What is asked - Show all lines holding "Альтернативная".
[Start Stored records]
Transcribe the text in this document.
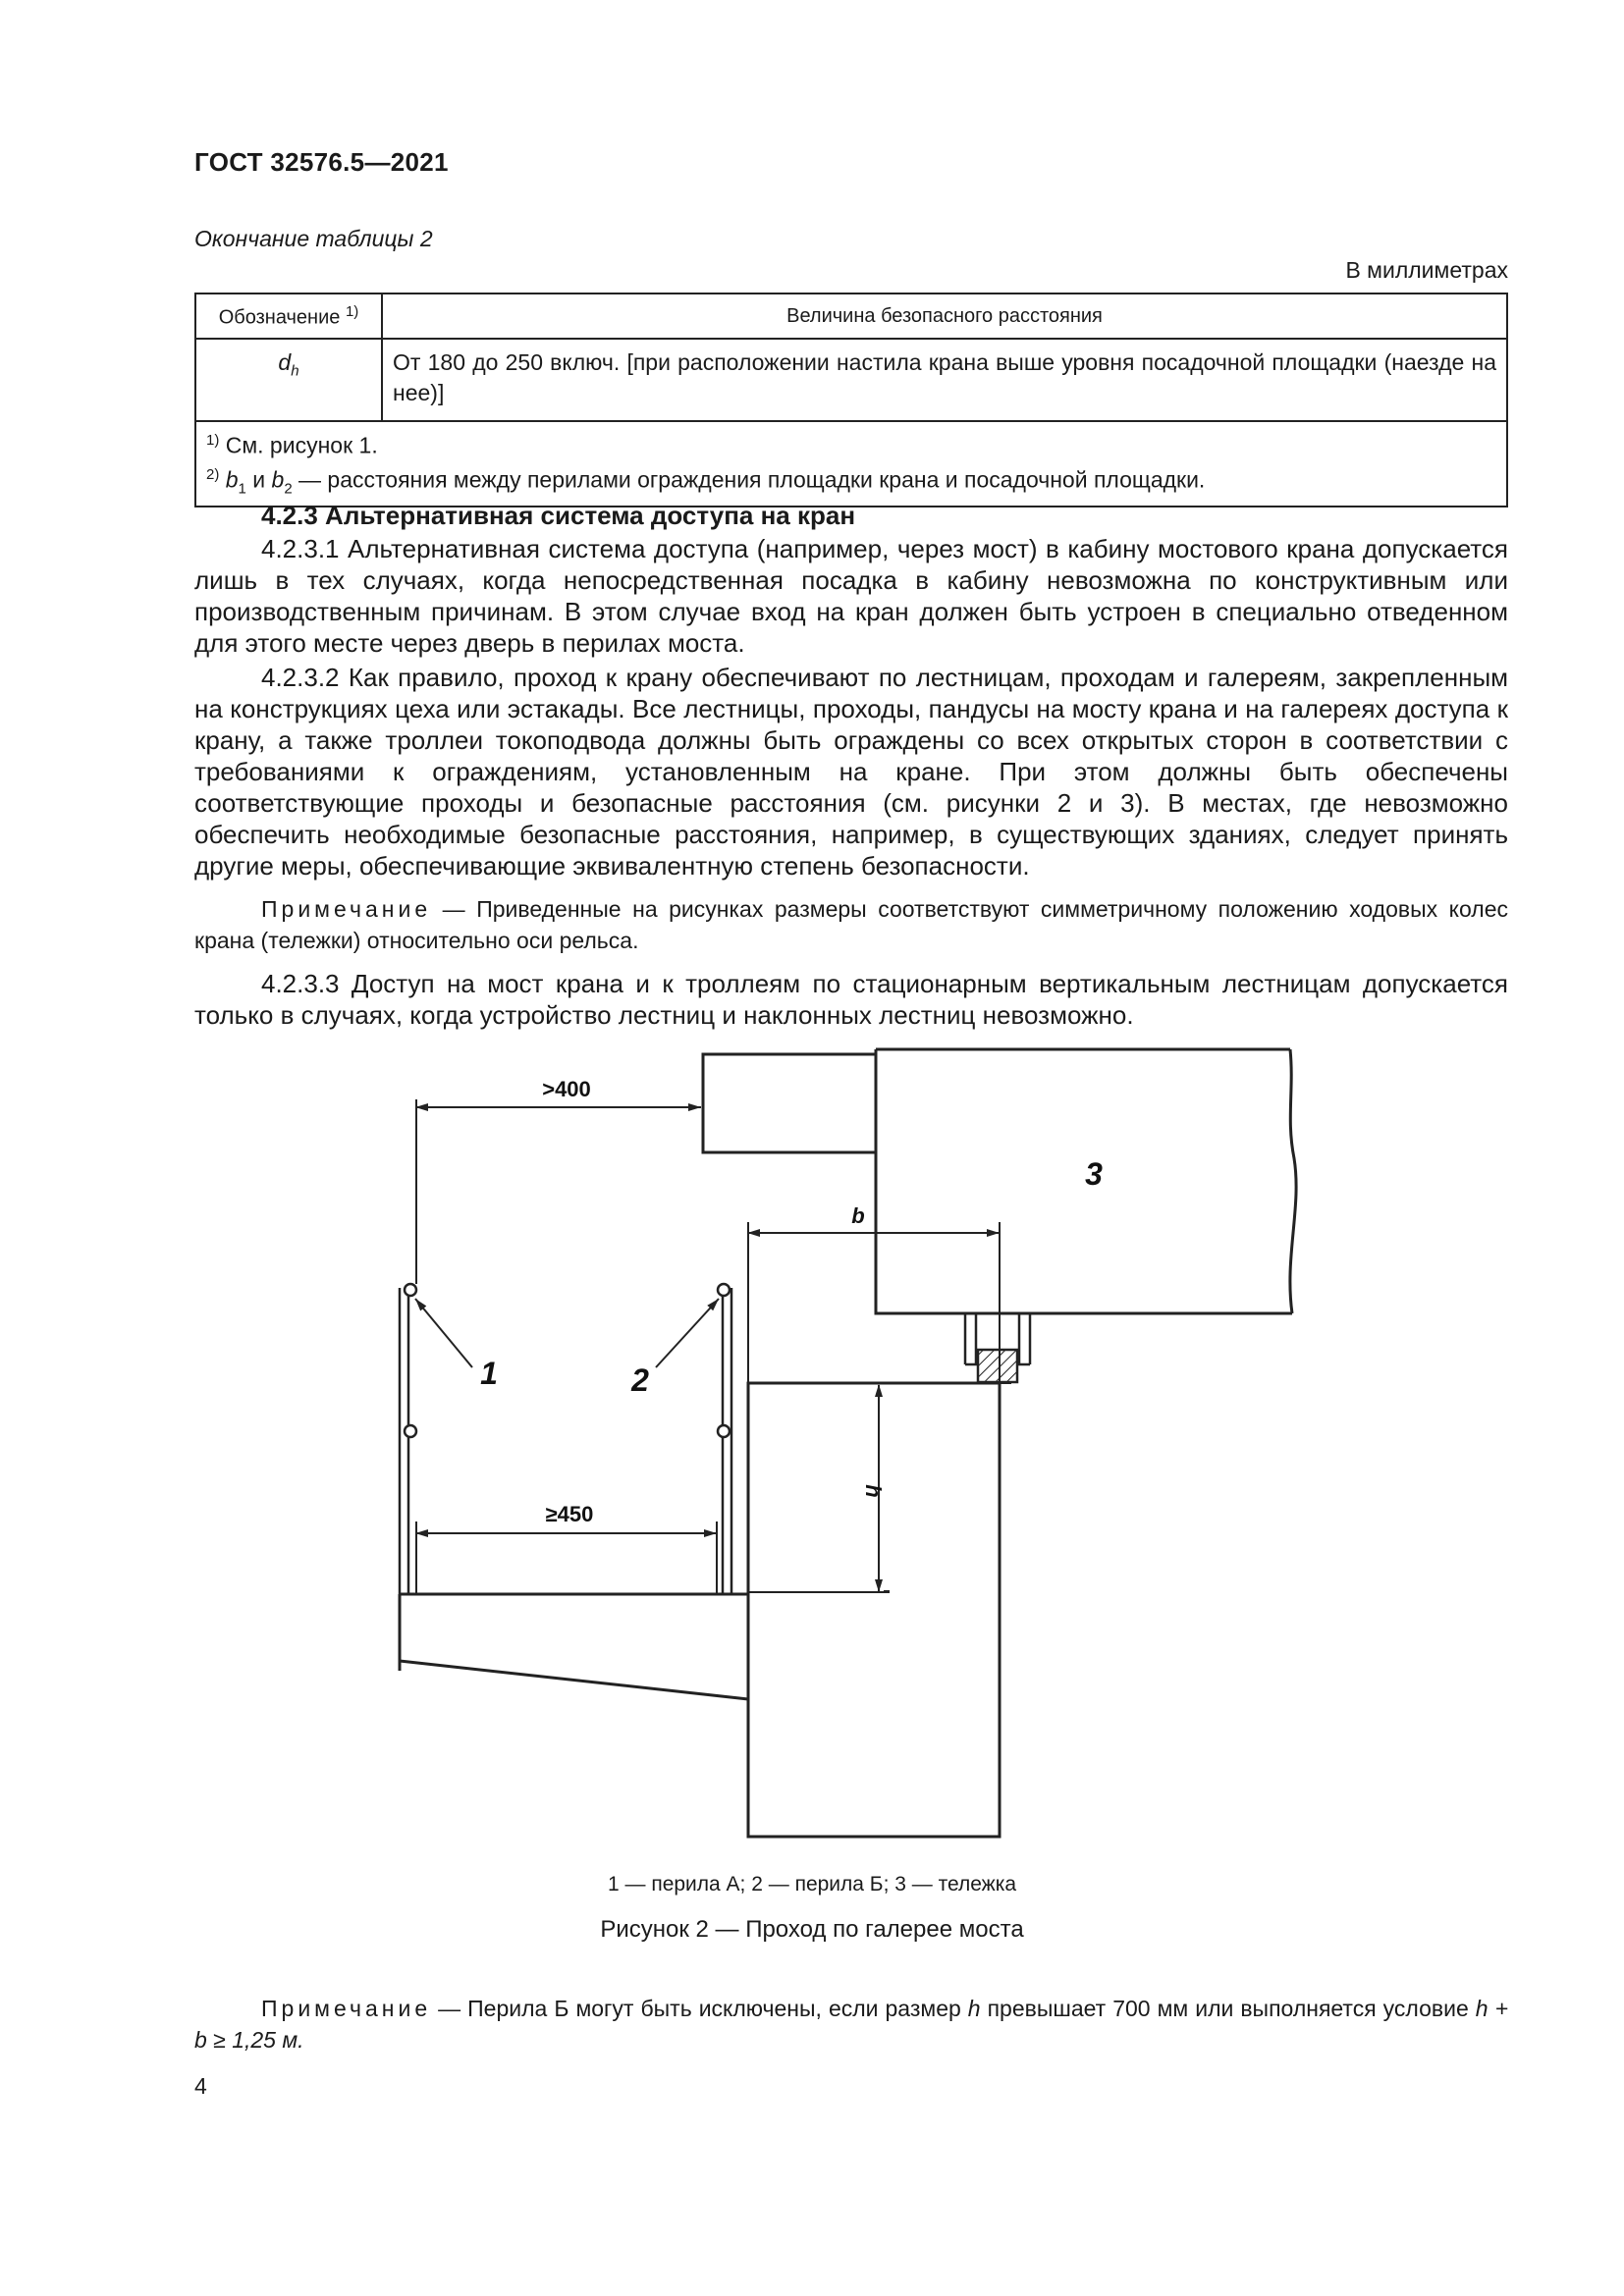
ГОСТ 32576.5—2021
Окончание таблицы 2
В миллиметрах
Обозначение $^{1)}$	Величина безопасного расстояния
$d_h$	От 180 до 250 включ. [при расположении настила крана выше уровня посадочной площадки (наезде на нее)]

$^{1)}$ См. рисунок 1.
$^{2)}$ $b_1$ и $b_2$ — расстояния между перилами ограждения площадки крана и посадочной площадки.	
4.2.3 Альтернативная система доступа на кран

4.2.3.1 Альтернативная система доступа (например, через мост) в кабину мостового крана допускается лишь в тех случаях, когда непосредственная посадка в кабину невозможна по конструктивным или производственным причинам. В этом случае вход на кран должен быть устроен в специально отведенном для этого месте через дверь в перилах моста.

4.2.3.2 Как правило, проход к крану обеспечивают по лестницам, проходам и галереям, закрепленным на конструкциях цеха или эстакады. Все лестницы, проходы, пандусы на мосту крана и на галереях доступа к крану, а также троллеи токоподвода должны быть ограждены со всех открытых сторон в соответствии с требованиями к ограждениям, установленным на кране. При этом должны быть обеспечены соответствующие проходы и безопасные расстояния (см. рисунки 2 и 3). В местах, где невозможно обеспечить необходимые безопасные расстояния, например, в существующих зданиях, следует принять другие меры, обеспечивающие эквивалентную степень безопасности.

Примечание — Приведенные на рисунках размеры соответствуют симметричному положению ходовых колес крана (тележки) относительно оси рельса.

4.2.3.3 Доступ на мост крана и к троллеям по стационарным вертикальным лестницам допускается только в случаях, когда устройство лестниц и наклонных лестниц невозможно.

>400
b
≥450
h
1	2
3
1 — перила А; 2 — перила Б; 3 — тележка
Рисунок 2 — Проход по галерее моста
Примечание — Перила Б могут быть исключены, если размер h превышает 700 мм или выполняется условие h + b ≥ 1,25 м.
4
[End Stored records]
Response for this exercise -
4.2.3 Альтернативная система доступа на кран
4.2.3.1 Альтернативная система доступа (например, через мост) в кабину мостового крана допускается лишь в тех случаях, когда непосредственная посадка в кабину невозможна по конструктивным или производственным причинам. В этом случае вход на кран должен быть устроен в специально отведенном для этого месте через дверь в перилах моста.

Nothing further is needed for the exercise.